- [Description of the task]:
Locate and copy each line in the data that contains the word "natives".

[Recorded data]
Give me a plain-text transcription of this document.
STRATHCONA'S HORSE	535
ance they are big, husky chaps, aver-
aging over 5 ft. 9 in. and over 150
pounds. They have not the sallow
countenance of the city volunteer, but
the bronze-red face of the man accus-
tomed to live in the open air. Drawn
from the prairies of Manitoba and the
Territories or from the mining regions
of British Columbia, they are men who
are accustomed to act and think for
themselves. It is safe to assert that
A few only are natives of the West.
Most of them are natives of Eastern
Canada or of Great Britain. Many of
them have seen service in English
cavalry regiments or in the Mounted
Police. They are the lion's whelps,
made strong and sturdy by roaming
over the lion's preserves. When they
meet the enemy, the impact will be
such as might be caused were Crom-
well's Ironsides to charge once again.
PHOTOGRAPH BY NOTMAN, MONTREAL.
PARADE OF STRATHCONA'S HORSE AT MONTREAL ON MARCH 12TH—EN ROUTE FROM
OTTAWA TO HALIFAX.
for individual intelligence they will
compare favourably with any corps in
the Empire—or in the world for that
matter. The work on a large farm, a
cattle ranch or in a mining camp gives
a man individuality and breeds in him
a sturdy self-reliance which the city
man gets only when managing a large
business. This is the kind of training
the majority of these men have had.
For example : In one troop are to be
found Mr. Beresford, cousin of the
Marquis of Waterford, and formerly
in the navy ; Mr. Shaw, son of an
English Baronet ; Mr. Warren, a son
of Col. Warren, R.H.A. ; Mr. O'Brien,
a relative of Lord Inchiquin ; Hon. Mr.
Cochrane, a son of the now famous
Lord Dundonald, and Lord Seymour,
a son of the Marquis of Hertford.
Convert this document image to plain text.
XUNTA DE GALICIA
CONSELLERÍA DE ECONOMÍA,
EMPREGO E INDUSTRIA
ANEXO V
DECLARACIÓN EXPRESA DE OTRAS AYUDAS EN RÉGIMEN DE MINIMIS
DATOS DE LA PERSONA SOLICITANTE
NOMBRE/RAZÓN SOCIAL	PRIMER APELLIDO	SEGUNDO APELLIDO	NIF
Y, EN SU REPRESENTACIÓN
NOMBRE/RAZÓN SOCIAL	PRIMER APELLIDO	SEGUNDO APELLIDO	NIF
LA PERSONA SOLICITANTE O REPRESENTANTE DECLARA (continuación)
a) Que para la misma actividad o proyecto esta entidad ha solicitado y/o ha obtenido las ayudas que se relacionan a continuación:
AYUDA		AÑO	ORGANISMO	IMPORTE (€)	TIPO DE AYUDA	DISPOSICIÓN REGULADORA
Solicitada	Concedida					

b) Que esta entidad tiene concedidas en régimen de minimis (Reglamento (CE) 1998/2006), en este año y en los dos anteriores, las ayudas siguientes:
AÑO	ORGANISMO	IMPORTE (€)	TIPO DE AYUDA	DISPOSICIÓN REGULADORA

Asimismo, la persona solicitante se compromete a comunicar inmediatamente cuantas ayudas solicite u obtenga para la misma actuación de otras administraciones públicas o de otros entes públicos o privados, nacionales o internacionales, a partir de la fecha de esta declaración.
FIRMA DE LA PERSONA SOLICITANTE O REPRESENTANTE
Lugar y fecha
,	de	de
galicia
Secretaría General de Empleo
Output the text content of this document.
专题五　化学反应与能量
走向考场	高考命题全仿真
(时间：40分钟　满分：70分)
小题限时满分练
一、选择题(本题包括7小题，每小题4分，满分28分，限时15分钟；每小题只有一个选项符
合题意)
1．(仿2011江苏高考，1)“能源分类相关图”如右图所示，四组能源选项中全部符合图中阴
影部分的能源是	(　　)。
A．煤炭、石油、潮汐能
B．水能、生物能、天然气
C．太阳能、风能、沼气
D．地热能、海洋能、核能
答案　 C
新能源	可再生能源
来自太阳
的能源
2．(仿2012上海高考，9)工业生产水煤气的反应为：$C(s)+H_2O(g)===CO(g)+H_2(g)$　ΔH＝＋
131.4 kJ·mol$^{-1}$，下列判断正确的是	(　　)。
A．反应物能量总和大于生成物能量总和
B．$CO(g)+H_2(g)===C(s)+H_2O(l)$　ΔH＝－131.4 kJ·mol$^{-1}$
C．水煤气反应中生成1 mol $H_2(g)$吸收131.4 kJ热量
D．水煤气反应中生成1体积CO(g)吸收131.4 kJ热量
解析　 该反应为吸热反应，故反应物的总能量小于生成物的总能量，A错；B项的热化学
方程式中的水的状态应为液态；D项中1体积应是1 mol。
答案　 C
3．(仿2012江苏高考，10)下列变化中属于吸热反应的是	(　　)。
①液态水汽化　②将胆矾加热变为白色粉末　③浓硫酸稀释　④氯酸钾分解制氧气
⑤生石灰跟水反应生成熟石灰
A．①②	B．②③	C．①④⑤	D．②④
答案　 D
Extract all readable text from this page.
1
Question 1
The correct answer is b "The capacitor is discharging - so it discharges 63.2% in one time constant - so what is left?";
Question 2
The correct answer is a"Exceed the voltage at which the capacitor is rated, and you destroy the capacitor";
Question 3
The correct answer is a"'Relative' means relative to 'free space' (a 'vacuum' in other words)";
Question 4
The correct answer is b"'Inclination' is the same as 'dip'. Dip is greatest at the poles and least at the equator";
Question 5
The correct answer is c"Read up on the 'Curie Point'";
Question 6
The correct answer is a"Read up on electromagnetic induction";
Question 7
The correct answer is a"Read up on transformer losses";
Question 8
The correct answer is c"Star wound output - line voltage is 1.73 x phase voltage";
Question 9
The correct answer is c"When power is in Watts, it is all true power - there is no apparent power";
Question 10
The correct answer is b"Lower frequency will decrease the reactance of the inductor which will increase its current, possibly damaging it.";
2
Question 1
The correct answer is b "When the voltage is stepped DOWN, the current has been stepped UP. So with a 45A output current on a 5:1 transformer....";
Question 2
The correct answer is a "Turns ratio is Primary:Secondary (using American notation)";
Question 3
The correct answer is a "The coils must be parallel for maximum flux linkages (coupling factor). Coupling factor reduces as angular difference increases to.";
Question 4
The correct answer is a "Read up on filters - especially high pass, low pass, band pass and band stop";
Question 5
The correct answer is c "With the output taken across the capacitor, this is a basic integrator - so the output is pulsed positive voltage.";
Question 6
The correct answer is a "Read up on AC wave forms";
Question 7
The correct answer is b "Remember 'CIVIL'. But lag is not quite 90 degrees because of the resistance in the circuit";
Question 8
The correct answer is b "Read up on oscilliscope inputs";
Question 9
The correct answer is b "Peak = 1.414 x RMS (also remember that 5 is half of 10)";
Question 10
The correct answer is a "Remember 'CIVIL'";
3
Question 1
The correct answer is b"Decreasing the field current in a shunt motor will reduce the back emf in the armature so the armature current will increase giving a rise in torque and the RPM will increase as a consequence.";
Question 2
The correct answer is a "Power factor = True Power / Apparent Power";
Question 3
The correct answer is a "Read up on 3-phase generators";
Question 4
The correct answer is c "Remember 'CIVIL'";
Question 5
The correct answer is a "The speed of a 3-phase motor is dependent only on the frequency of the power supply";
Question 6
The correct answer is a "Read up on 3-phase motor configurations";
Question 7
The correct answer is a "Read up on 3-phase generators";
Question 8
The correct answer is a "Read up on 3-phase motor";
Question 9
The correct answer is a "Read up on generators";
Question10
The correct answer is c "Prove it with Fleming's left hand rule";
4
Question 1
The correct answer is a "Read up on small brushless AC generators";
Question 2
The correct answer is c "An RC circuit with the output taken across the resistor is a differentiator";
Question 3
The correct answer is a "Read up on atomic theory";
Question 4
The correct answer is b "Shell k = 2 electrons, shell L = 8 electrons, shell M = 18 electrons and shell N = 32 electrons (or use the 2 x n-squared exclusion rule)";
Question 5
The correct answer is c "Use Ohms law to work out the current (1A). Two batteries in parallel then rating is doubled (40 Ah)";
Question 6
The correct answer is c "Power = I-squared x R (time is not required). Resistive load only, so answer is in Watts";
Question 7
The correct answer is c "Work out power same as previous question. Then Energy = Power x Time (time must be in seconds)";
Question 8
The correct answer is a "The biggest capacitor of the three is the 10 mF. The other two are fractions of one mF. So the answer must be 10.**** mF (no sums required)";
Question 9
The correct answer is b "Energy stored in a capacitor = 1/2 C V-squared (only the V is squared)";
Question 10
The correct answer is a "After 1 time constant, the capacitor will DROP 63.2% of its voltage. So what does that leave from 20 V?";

- [The reply]:
A few only are natives of the West.
Most of them are natives of Eastern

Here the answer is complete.